**Your goal**
Extract each line of the data below exactly as written.

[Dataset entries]
+ + + + +

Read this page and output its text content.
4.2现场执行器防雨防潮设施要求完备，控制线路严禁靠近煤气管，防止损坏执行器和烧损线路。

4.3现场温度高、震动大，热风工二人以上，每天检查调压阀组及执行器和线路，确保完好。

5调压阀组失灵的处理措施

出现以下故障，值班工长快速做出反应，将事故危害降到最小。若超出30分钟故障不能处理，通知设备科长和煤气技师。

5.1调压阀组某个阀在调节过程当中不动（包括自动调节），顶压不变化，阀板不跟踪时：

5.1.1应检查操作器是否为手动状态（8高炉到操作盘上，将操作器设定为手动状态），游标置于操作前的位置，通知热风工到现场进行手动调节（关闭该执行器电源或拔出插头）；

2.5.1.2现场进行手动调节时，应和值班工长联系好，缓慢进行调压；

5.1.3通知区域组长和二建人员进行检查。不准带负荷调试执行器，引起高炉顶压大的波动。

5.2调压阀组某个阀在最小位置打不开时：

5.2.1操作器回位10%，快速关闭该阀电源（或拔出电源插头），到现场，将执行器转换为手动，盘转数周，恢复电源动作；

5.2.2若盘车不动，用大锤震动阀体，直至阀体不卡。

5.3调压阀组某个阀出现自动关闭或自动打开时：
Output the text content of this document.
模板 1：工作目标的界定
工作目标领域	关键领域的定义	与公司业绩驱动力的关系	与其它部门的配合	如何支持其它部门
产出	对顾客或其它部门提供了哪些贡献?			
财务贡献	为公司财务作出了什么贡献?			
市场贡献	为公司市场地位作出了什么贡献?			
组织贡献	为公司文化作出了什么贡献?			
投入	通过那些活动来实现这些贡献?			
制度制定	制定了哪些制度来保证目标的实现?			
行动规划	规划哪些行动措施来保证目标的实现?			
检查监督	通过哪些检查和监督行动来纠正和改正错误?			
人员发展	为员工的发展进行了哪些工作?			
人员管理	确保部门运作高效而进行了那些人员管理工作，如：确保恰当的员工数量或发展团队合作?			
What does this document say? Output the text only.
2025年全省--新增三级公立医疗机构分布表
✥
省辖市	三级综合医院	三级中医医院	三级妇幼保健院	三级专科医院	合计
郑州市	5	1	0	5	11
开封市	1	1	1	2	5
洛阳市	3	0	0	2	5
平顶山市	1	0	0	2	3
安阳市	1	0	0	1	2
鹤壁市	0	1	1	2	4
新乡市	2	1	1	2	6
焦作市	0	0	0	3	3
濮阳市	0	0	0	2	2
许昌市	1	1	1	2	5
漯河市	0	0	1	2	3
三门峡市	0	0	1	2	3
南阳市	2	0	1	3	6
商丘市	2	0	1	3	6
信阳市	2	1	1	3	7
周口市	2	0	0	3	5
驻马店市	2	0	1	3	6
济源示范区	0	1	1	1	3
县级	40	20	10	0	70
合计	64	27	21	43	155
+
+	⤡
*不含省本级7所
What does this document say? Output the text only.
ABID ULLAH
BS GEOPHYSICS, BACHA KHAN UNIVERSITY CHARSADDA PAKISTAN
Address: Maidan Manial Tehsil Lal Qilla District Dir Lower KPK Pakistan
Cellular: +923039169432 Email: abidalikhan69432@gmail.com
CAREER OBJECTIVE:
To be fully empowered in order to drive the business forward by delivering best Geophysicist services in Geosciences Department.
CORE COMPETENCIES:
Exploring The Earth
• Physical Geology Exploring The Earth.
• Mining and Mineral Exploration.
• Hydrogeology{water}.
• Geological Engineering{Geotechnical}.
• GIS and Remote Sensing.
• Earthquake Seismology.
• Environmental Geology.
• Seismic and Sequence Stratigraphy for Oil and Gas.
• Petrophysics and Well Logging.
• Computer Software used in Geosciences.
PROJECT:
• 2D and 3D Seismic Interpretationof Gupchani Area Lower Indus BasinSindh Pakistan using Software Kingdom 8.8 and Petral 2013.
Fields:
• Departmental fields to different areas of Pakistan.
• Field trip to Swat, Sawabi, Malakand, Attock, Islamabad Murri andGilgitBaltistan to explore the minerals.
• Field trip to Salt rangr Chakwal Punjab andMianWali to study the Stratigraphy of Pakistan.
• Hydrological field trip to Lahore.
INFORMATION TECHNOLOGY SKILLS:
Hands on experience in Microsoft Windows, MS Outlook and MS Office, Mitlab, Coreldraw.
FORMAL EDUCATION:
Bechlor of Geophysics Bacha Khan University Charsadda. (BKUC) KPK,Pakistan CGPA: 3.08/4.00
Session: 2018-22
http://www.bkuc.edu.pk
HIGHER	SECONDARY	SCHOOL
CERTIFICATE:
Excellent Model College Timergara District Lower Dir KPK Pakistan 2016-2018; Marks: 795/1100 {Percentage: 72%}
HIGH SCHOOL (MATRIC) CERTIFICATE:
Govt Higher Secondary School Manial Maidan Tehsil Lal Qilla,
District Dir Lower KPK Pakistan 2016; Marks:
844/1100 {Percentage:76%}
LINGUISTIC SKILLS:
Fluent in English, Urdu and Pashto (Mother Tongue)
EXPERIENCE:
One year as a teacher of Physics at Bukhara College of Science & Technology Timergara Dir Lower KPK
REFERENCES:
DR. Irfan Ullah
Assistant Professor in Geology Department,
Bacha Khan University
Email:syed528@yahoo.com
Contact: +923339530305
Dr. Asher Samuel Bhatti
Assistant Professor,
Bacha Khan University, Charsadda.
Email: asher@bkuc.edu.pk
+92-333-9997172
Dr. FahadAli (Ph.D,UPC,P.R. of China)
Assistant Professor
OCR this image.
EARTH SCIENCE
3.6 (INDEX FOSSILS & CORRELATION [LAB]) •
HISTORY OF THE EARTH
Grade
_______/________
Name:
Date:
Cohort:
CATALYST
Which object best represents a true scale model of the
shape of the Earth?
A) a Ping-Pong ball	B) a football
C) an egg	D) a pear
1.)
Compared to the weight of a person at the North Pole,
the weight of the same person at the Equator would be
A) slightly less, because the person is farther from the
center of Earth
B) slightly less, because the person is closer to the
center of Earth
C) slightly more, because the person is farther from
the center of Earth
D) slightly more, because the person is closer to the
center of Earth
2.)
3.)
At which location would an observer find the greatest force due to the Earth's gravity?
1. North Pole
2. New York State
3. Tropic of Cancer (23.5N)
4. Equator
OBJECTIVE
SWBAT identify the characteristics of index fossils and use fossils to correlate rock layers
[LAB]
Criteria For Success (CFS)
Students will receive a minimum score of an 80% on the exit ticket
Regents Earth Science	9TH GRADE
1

+ + + + +

**Final result**
Read this page and output its text content.
4.2现场执行器防雨防潮设施要求完备，控制线路严禁靠近煤气管，防止损坏执行器和烧损线路。

4.3现场温度高、震动大，热风工二人以上，每天检查调压阀组及执行器和线路，确保完好。

5调压阀组失灵的处理措施

出现以下故障，值班工长快速做出反应，将事故危害降到最小。若超出30分钟故障不能处理，通知设备科长和煤气技师。

5.1调压阀组某个阀在调节过程当中不动（包括自动调节），顶压不变化，阀板不跟踪时：

5.1.1应检查操作器是否为手动状态（8高炉到操作盘上，将操作器设定为手动状态），游标置于操作前的位置，通知热风工到现场进行手动调节（关闭该执行器电源或拔出插头）；

2.5.1.2现场进行手动调节时，应和值班工长联系好，缓慢进行调压；

5.1.3通知区域组长和二建人员进行检查。不准带负荷调试执行器，引起高炉顶压大的波动。

5.2调压阀组某个阀在最小位置打不开时：

5.2.1操作器回位10%，快速关闭该阀电源（或拔出电源插头），到现场，将执行器转换为手动，盘转数周，恢复电源动作；

5.2.2若盘车不动，用大锤震动阀体，直至阀体不卡。

5.3调压阀组某个阀出现自动关闭或自动打开时：
Output the text content of this document.
模板 1：工作目标的界定
工作目标领域	关键领域的定义	与公司业绩驱动力的关系	与其它部门的配合	如何支持其它部门
产出	对顾客或其它部门提供了哪些贡献?			
财务贡献	为公司财务作出了什么贡献?			
市场贡献	为公司市场地位作出了什么贡献?			
组织贡献	为公司文化作出了什么贡献?			
投入	通过那些活动来实现这些贡献?			
制度制定	制定了哪些制度来保证目标的实现?			
行动规划	规划哪些行动措施来保证目标的实现?			
检查监督	通过哪些检查和监督行动来纠正和改正错误?			
人员发展	为员工的发展进行了哪些工作?			
人员管理	确保部门运作高效而进行了那些人员管理工作，如：确保恰当的员工数量或发展团队合作?			
What does this document say? Output the text only.
2025年全省--新增三级公立医疗机构分布表
✥
省辖市	三级综合医院	三级中医医院	三级妇幼保健院	三级专科医院	合计
郑州市	5	1	0	5	11
开封市	1	1	1	2	5
洛阳市	3	0	0	2	5
平顶山市	1	0	0	2	3
安阳市	1	0	0	1	2
鹤壁市	0	1	1	2	4
新乡市	2	1	1	2	6
焦作市	0	0	0	3	3
濮阳市	0	0	0	2	2
许昌市	1	1	1	2	5
漯河市	0	0	1	2	3
三门峡市	0	0	1	2	3
南阳市	2	0	1	3	6
商丘市	2	0	1	3	6
信阳市	2	1	1	3	7
周口市	2	0	0	3	5
驻马店市	2	0	1	3	6
济源示范区	0	1	1	1	3
县级	40	20	10	0	70
合计	64	27	21	43	155
+
+	⤡
*不含省本级7所
What does this document say? Output the text only.
ABID ULLAH
BS GEOPHYSICS, BACHA KHAN UNIVERSITY CHARSADDA PAKISTAN
Address: Maidan Manial Tehsil Lal Qilla District Dir Lower KPK Pakistan
Cellular: +923039169432 Email: abidalikhan69432@gmail.com
CAREER OBJECTIVE:
To be fully empowered in order to drive the business forward by delivering best Geophysicist services in Geosciences Department.
CORE COMPETENCIES:
Exploring The Earth
• Physical Geology Exploring The Earth.
• Mining and Mineral Exploration.
• Hydrogeology{water}.
• Geological Engineering{Geotechnical}.
• GIS and Remote Sensing.
• Earthquake Seismology.
• Environmental Geology.
• Seismic and Sequence Stratigraphy for Oil and Gas.
• Petrophysics and Well Logging.
• Computer Software used in Geosciences.
PROJECT:
• 2D and 3D Seismic Interpretationof Gupchani Area Lower Indus BasinSindh Pakistan using Software Kingdom 8.8 and Petral 2013.
Fields:
• Departmental fields to different areas of Pakistan.
• Field trip to Swat, Sawabi, Malakand, Attock, Islamabad Murri andGilgitBaltistan to explore the minerals.
• Field trip to Salt rangr Chakwal Punjab andMianWali to study the Stratigraphy of Pakistan.
• Hydrological field trip to Lahore.
INFORMATION TECHNOLOGY SKILLS:
Hands on experience in Microsoft Windows, MS Outlook and MS Office, Mitlab, Coreldraw.
FORMAL EDUCATION:
Bechlor of Geophysics Bacha Khan University Charsadda. (BKUC) KPK,Pakistan CGPA: 3.08/4.00
Session: 2018-22
http://www.bkuc.edu.pk
HIGHER	SECONDARY	SCHOOL
CERTIFICATE:
Excellent Model College Timergara District Lower Dir KPK Pakistan 2016-2018; Marks: 795/1100 {Percentage: 72%}
HIGH SCHOOL (MATRIC) CERTIFICATE:
Govt Higher Secondary School Manial Maidan Tehsil Lal Qilla,
District Dir Lower KPK Pakistan 2016; Marks:
844/1100 {Percentage:76%}
LINGUISTIC SKILLS:
Fluent in English, Urdu and Pashto (Mother Tongue)
EXPERIENCE:
One year as a teacher of Physics at Bukhara College of Science & Technology Timergara Dir Lower KPK
REFERENCES:
DR. Irfan Ullah
Assistant Professor in Geology Department,
Bacha Khan University
Email:syed528@yahoo.com
Contact: +923339530305
Dr. Asher Samuel Bhatti
Assistant Professor,
Bacha Khan University, Charsadda.
Email: asher@bkuc.edu.pk
+92-333-9997172
Dr. FahadAli (Ph.D,UPC,P.R. of China)
Assistant Professor
OCR this image.
EARTH SCIENCE
3.6 (INDEX FOSSILS & CORRELATION [LAB]) •
HISTORY OF THE EARTH
Grade
_______/________
Name:
Date:
Cohort:
CATALYST
Which object best represents a true scale model of the
shape of the Earth?
A) a Ping-Pong ball	B) a football
C) an egg	D) a pear
1.)
Compared to the weight of a person at the North Pole,
the weight of the same person at the Equator would be
A) slightly less, because the person is farther from the
center of Earth
B) slightly less, because the person is closer to the
center of Earth
C) slightly more, because the person is farther from
the center of Earth
D) slightly more, because the person is closer to the
center of Earth
2.)
3.)
At which location would an observer find the greatest force due to the Earth's gravity?
1. North Pole
2. New York State
3. Tropic of Cancer (23.5N)
4. Equator
OBJECTIVE
SWBAT identify the characteristics of index fossils and use fossils to correlate rock layers
[LAB]
Criteria For Success (CFS)
Students will receive a minimum score of an 80% on the exit ticket
Regents Earth Science	9TH GRADE
1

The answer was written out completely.